• _WORK TASK_:
Scan the data below for the string "nästa". Show every line where it turns up.

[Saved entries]
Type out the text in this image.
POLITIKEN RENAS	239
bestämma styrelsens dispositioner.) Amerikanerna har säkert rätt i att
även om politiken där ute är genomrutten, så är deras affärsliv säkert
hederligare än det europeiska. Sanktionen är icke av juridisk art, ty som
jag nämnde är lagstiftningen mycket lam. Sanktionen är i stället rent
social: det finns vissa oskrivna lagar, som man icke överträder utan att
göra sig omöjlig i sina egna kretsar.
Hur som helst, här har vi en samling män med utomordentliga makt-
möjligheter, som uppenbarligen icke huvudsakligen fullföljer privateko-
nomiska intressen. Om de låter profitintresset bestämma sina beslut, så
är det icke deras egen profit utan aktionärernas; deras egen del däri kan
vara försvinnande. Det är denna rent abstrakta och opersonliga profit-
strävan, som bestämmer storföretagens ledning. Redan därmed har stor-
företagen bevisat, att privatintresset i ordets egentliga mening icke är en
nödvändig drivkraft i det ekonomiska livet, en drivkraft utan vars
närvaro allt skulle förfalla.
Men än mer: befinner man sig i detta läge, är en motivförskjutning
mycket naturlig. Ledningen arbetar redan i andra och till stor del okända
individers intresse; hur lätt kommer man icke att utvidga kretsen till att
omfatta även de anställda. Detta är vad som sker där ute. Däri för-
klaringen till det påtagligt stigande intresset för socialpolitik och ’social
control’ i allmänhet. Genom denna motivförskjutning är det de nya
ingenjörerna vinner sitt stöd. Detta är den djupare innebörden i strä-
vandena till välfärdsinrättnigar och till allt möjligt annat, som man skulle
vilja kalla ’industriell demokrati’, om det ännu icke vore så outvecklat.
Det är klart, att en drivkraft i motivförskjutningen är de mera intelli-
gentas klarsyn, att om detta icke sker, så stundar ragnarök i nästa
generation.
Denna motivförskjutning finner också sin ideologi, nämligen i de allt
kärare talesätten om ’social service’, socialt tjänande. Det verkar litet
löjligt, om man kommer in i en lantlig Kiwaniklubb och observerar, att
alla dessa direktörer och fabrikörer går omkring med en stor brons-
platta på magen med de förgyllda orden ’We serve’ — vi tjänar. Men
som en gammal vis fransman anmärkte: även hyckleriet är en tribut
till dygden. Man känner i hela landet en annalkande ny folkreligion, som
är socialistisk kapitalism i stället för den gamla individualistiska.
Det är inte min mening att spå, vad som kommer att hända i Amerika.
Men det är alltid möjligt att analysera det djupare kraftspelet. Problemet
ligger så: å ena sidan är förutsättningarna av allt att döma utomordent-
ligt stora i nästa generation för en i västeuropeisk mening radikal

• _RESULT FOR THIS TASK_:
gentas klarsyn, att om detta icke sker, så stundar ragnarök i nästa
ligt stora i nästa generation för en i västeuropeisk mening radikal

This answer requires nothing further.